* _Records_

——————————

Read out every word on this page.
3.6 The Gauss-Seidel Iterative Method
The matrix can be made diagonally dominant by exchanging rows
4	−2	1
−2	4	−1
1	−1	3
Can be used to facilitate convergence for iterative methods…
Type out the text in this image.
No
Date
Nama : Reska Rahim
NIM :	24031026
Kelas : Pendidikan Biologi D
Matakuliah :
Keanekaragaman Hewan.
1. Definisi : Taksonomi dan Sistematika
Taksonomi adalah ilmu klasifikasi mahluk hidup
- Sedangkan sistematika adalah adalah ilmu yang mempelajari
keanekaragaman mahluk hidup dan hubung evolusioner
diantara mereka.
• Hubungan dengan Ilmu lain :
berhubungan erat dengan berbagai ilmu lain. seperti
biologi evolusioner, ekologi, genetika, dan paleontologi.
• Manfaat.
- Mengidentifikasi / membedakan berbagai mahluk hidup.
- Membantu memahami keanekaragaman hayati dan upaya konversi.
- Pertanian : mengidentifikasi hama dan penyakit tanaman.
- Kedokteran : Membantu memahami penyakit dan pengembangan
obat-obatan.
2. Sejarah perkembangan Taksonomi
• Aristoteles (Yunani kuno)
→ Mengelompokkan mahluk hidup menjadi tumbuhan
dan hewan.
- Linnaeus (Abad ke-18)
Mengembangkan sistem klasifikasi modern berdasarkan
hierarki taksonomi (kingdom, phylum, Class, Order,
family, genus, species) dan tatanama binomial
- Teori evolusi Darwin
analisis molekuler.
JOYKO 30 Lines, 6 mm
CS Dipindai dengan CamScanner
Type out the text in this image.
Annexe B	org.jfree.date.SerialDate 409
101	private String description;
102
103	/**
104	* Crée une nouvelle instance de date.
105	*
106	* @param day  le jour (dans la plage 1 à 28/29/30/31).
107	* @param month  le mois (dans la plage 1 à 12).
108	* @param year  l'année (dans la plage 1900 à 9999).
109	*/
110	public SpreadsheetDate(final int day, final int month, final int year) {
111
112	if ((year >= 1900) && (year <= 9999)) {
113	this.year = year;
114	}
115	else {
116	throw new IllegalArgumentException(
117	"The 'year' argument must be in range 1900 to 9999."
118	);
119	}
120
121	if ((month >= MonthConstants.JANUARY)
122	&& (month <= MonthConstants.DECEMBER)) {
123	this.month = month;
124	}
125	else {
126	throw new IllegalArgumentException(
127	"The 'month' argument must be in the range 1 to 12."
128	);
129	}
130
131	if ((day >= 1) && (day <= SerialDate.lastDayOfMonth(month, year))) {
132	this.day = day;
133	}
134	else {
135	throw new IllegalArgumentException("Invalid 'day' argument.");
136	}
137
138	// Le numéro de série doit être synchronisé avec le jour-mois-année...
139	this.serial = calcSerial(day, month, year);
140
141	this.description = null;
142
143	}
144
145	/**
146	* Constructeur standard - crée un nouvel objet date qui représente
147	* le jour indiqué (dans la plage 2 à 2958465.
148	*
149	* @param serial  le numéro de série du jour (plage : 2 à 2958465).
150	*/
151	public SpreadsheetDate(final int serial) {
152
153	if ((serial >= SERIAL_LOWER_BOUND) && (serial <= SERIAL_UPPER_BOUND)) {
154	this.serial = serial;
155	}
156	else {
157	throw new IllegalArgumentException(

——————————

* _EXERCISE OBJECTIVE_
Write out the complete set of records exactly as given.

* _SOLVED EXERCISE_
Read out every word on this page.
3.6 The Gauss-Seidel Iterative Method
The matrix can be made diagonally dominant by exchanging rows
4	−2	1
−2	4	−1
1	−1	3
Can be used to facilitate convergence for iterative methods…
Type out the text in this image.
No
Date
Nama : Reska Rahim
NIM :	24031026
Kelas : Pendidikan Biologi D
Matakuliah :
Keanekaragaman Hewan.
1. Definisi : Taksonomi dan Sistematika
Taksonomi adalah ilmu klasifikasi mahluk hidup
- Sedangkan sistematika adalah adalah ilmu yang mempelajari
keanekaragaman mahluk hidup dan hubung evolusioner
diantara mereka.
• Hubungan dengan Ilmu lain :
berhubungan erat dengan berbagai ilmu lain. seperti
biologi evolusioner, ekologi, genetika, dan paleontologi.
• Manfaat.
- Mengidentifikasi / membedakan berbagai mahluk hidup.
- Membantu memahami keanekaragaman hayati dan upaya konversi.
- Pertanian : mengidentifikasi hama dan penyakit tanaman.
- Kedokteran : Membantu memahami penyakit dan pengembangan
obat-obatan.
2. Sejarah perkembangan Taksonomi
• Aristoteles (Yunani kuno)
→ Mengelompokkan mahluk hidup menjadi tumbuhan
dan hewan.
- Linnaeus (Abad ke-18)
Mengembangkan sistem klasifikasi modern berdasarkan
hierarki taksonomi (kingdom, phylum, Class, Order,
family, genus, species) dan tatanama binomial
- Teori evolusi Darwin
analisis molekuler.
JOYKO 30 Lines, 6 mm
CS Dipindai dengan CamScanner
Type out the text in this image.
Annexe B	org.jfree.date.SerialDate 409
101	private String description;
102
103	/**
104	* Crée une nouvelle instance de date.
105	*
106	* @param day  le jour (dans la plage 1 à 28/29/30/31).
107	* @param month  le mois (dans la plage 1 à 12).
108	* @param year  l'année (dans la plage 1900 à 9999).
109	*/
110	public SpreadsheetDate(final int day, final int month, final int year) {
111
112	if ((year >= 1900) && (year <= 9999)) {
113	this.year = year;
114	}
115	else {
116	throw new IllegalArgumentException(
117	"The 'year' argument must be in range 1900 to 9999."
118	);
119	}
120
121	if ((month >= MonthConstants.JANUARY)
122	&& (month <= MonthConstants.DECEMBER)) {
123	this.month = month;
124	}
125	else {
126	throw new IllegalArgumentException(
127	"The 'month' argument must be in the range 1 to 12."
128	);
129	}
130
131	if ((day >= 1) && (day <= SerialDate.lastDayOfMonth(month, year))) {
132	this.day = day;
133	}
134	else {
135	throw new IllegalArgumentException("Invalid 'day' argument.");
136	}
137
138	// Le numéro de série doit être synchronisé avec le jour-mois-année...
139	this.serial = calcSerial(day, month, year);
140
141	this.description = null;
142
143	}
144
145	/**
146	* Constructeur standard - crée un nouvel objet date qui représente
147	* le jour indiqué (dans la plage 2 à 2958465.
148	*
149	* @param serial  le numéro de série du jour (plage : 2 à 2958465).
150	*/
151	public SpreadsheetDate(final int serial) {
152
153	if ((serial >= SERIAL_LOWER_BOUND) && (serial <= SERIAL_UPPER_BOUND)) {
154	this.serial = serial;
155	}
156	else {
157	throw new IllegalArgumentException(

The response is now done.